The task ::
Give only the number of lines in these records that contain the word "Tracking".

——

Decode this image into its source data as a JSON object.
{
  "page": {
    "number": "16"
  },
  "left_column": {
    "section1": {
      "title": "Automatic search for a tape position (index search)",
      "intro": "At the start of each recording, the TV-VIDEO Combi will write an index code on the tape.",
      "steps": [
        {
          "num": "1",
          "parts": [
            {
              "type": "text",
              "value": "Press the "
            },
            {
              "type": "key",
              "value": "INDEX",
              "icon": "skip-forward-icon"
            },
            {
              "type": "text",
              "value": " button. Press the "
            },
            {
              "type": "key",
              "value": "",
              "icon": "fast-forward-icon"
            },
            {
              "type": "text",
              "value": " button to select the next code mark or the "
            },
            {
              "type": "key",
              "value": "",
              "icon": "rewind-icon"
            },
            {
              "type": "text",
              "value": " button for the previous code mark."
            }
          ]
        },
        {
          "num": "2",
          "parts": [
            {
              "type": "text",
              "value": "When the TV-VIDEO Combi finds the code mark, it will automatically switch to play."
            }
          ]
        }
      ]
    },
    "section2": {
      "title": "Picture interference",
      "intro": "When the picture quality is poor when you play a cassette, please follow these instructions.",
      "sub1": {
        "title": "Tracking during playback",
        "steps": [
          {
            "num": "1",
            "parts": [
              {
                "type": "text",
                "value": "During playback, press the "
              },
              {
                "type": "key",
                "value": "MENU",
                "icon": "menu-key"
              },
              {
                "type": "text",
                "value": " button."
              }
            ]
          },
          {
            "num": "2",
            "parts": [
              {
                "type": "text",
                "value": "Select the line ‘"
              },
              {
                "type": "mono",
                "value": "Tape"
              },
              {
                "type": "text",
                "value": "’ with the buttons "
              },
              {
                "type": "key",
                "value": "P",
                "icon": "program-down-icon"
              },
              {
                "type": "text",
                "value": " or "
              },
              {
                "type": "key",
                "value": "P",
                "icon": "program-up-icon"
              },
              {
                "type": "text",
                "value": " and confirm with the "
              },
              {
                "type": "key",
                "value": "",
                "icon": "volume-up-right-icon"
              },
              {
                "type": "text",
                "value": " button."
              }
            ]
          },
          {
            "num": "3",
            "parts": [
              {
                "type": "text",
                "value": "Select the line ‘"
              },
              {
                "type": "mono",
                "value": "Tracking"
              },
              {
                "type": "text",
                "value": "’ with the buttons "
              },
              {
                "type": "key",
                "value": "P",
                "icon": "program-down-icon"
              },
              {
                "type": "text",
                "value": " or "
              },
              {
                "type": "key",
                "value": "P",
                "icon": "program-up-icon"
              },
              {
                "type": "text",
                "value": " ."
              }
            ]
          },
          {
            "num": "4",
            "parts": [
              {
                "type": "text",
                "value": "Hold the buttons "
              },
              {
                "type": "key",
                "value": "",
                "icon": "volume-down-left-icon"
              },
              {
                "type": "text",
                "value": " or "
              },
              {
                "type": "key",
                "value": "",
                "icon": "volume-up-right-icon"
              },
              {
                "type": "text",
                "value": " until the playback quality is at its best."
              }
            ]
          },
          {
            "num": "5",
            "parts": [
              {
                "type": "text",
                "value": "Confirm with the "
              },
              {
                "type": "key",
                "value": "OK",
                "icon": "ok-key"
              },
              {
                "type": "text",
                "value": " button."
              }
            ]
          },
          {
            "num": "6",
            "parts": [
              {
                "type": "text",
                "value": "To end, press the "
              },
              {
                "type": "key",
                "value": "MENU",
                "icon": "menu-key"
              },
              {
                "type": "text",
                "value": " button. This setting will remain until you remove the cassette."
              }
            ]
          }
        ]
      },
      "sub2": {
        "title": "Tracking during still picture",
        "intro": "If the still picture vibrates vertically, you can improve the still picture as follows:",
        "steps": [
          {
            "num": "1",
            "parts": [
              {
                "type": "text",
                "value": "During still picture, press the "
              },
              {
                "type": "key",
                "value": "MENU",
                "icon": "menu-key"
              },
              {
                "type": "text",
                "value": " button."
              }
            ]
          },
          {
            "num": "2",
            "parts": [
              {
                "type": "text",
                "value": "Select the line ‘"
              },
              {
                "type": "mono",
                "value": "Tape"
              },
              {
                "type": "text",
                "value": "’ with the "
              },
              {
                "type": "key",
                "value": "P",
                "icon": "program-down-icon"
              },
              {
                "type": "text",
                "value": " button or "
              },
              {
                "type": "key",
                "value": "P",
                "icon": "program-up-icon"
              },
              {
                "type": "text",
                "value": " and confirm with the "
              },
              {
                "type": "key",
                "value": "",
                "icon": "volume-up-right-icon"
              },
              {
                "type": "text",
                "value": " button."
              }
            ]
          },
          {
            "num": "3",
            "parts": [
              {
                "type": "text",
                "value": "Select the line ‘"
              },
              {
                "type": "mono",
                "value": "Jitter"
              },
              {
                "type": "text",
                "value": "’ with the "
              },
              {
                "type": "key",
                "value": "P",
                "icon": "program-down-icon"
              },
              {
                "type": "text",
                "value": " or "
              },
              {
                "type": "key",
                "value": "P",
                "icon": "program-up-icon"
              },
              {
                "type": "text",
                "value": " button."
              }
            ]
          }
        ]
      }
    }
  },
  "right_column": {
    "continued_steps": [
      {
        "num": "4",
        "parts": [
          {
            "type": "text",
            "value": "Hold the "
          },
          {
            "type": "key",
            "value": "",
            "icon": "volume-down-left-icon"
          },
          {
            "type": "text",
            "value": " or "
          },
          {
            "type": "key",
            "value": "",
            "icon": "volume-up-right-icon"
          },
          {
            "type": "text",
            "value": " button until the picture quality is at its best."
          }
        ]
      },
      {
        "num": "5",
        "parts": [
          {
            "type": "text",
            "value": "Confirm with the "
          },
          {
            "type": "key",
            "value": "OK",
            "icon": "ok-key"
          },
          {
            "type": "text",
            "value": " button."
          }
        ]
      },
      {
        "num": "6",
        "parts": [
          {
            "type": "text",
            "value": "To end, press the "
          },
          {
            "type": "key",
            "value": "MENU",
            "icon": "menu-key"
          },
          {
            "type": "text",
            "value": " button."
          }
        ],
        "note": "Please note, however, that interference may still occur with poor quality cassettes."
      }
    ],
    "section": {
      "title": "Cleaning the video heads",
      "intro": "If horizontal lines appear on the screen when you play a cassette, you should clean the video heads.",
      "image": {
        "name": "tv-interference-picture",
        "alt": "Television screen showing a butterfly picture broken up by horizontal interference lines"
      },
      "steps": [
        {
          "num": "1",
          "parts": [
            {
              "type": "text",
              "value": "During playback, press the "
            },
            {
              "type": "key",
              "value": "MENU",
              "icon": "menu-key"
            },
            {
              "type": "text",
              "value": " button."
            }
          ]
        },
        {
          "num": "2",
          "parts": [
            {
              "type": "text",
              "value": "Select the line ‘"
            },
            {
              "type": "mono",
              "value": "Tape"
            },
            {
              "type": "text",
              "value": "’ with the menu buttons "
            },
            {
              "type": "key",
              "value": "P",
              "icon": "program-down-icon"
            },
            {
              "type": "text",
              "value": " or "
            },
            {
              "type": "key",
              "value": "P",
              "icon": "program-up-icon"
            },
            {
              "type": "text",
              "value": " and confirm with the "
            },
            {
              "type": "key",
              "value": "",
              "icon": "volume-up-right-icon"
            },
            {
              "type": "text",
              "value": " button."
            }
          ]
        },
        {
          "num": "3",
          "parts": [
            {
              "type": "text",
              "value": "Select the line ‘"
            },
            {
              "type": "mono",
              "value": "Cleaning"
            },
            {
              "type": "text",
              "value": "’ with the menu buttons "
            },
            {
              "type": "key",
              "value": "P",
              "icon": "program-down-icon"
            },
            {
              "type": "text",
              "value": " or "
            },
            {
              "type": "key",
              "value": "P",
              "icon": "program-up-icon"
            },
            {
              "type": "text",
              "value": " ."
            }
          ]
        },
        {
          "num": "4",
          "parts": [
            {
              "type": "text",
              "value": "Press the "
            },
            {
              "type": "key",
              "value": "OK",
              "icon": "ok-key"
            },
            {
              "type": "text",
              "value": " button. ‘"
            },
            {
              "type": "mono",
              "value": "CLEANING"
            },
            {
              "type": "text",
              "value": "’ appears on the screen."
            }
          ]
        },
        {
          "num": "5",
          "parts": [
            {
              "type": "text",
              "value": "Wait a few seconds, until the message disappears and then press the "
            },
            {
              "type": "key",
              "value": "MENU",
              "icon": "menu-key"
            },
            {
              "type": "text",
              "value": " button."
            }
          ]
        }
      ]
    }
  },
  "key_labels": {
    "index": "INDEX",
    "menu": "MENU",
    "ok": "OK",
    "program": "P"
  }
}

——

Answer in full ::
3